SET TASK = Work out how many lines in the listing below include the word "小庙被烟雾淹没了". Give nothing but the number.

EXERCISE MATERIALS =
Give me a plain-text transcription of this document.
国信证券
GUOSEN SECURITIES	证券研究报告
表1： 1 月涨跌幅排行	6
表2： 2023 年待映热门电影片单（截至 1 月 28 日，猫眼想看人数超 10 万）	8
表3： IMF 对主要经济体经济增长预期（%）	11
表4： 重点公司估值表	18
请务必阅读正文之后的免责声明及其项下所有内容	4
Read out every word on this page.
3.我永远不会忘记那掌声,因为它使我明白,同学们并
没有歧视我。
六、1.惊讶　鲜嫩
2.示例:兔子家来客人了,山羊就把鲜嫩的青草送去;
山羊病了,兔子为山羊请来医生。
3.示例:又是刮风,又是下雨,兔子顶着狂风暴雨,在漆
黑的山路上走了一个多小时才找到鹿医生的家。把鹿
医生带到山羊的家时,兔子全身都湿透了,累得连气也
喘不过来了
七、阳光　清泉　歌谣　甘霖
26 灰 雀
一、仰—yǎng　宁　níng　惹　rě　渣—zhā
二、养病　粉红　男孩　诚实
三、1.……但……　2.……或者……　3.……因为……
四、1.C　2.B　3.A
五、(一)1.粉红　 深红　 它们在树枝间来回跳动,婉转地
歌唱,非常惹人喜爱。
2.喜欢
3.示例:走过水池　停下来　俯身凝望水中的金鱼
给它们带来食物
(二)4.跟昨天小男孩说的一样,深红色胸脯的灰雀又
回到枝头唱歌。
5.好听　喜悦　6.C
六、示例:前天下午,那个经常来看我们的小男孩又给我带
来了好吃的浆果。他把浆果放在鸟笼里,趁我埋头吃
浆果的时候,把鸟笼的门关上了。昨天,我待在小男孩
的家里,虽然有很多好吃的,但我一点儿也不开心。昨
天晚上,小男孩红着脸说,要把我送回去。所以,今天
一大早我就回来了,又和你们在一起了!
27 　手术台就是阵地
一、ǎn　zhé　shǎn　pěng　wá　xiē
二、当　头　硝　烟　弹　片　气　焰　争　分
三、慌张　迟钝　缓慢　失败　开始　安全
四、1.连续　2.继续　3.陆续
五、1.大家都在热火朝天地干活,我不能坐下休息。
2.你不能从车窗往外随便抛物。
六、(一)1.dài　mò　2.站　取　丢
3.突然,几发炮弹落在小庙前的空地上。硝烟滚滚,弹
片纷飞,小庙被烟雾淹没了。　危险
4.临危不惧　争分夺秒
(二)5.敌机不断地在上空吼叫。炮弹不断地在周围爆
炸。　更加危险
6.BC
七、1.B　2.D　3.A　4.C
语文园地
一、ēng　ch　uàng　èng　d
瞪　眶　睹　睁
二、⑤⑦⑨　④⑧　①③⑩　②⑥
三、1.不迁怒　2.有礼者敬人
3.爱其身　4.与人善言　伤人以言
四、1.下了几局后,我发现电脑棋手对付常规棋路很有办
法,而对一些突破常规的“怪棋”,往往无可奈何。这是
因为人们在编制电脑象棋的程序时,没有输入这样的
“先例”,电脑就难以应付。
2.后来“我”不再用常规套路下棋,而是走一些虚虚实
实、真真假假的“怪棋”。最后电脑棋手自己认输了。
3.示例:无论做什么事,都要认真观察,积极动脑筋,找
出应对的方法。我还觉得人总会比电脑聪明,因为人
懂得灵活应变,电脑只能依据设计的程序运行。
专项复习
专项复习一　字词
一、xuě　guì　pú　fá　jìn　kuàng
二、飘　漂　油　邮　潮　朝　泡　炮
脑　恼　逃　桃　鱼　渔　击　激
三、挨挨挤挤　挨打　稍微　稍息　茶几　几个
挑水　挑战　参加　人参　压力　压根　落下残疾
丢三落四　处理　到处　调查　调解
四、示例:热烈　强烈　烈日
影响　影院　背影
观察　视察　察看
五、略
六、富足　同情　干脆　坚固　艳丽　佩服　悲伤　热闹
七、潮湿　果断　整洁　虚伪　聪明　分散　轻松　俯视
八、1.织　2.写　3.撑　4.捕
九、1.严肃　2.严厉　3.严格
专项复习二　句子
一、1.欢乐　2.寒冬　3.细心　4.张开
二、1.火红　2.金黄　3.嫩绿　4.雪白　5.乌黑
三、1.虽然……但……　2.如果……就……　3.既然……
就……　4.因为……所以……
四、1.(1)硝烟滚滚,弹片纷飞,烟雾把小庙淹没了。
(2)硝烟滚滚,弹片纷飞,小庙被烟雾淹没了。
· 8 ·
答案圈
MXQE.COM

WRITTEN SOLUTION = 2